▸ **TASK REQUIREMENTS**
Set every record down verbatim and omit the pictures.

▸ **DATA LINES**

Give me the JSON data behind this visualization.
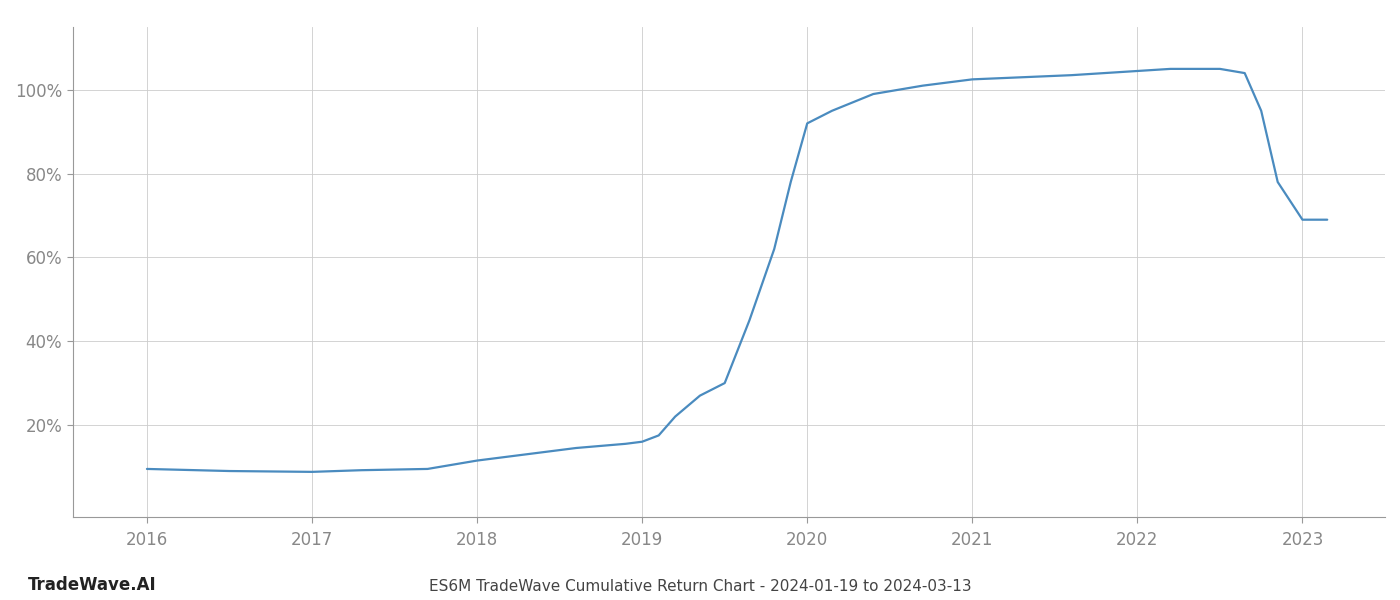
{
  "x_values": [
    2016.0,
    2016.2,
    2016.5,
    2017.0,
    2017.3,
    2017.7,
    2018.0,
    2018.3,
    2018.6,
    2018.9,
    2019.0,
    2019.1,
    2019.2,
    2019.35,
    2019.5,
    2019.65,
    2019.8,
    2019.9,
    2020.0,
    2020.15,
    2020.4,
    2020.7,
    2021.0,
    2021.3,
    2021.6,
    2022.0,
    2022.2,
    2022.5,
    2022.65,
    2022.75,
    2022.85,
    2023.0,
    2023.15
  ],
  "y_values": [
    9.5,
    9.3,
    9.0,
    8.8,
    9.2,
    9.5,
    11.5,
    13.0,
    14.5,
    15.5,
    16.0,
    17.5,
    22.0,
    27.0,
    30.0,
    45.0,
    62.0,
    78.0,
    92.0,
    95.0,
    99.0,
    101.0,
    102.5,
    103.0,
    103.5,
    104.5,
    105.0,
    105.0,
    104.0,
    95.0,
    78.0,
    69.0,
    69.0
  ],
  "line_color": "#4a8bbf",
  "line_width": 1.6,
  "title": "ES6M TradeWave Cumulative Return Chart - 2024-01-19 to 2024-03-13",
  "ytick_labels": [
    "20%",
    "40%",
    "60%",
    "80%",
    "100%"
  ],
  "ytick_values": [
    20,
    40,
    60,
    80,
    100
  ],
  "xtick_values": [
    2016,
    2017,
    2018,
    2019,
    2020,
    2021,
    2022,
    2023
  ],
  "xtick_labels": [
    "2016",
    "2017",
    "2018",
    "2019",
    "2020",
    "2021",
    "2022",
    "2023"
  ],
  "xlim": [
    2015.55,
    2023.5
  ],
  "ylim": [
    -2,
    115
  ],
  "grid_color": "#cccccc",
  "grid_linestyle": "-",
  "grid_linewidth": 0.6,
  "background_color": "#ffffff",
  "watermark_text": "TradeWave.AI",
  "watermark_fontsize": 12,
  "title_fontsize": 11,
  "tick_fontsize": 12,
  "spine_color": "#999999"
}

▸ **ANSWER TO THE TASK**
Give me the JSON data behind this visualization.
{
  "x_values": [
    2016.0,
    2016.2,
    2016.5,
    2017.0,
    2017.3,
    2017.7,
    2018.0,
    2018.3,
    2018.6,
    2018.9,
    2019.0,
    2019.1,
    2019.2,
    2019.35,
    2019.5,
    2019.65,
    2019.8,
    2019.9,
    2020.0,
    2020.15,
    2020.4,
    2020.7,
    2021.0,
    2021.3,
    2021.6,
    2022.0,
    2022.2,
    2022.5,
    2022.65,
    2022.75,
    2022.85,
    2023.0,
    2023.15
  ],
  "y_values": [
    9.5,
    9.3,
    9.0,
    8.8,
    9.2,
    9.5,
    11.5,
    13.0,
    14.5,
    15.5,
    16.0,
    17.5,
    22.0,
    27.0,
    30.0,
    45.0,
    62.0,
    78.0,
    92.0,
    95.0,
    99.0,
    101.0,
    102.5,
    103.0,
    103.5,
    104.5,
    105.0,
    105.0,
    104.0,
    95.0,
    78.0,
    69.0,
    69.0
  ],
  "line_color": "#4a8bbf",
  "line_width": 1.6,
  "title": "ES6M TradeWave Cumulative Return Chart - 2024-01-19 to 2024-03-13",
  "ytick_labels": [
    "20%",
    "40%",
    "60%",
    "80%",
    "100%"
  ],
  "ytick_values": [
    20,
    40,
    60,
    80,
    100
  ],
  "xtick_values": [
    2016,
    2017,
    2018,
    2019,
    2020,
    2021,
    2022,
    2023
  ],
  "xtick_labels": [
    "2016",
    "2017",
    "2018",
    "2019",
    "2020",
    "2021",
    "2022",
    "2023"
  ],
  "xlim": [
    2015.55,
    2023.5
  ],
  "ylim": [
    -2,
    115
  ],
  "grid_color": "#cccccc",
  "grid_linestyle": "-",
  "grid_linewidth": 0.6,
  "background_color": "#ffffff",
  "watermark_text": "TradeWave.AI",
  "watermark_fontsize": 12,
  "title_fontsize": 11,
  "tick_fontsize": 12,
  "spine_color": "#999999"
}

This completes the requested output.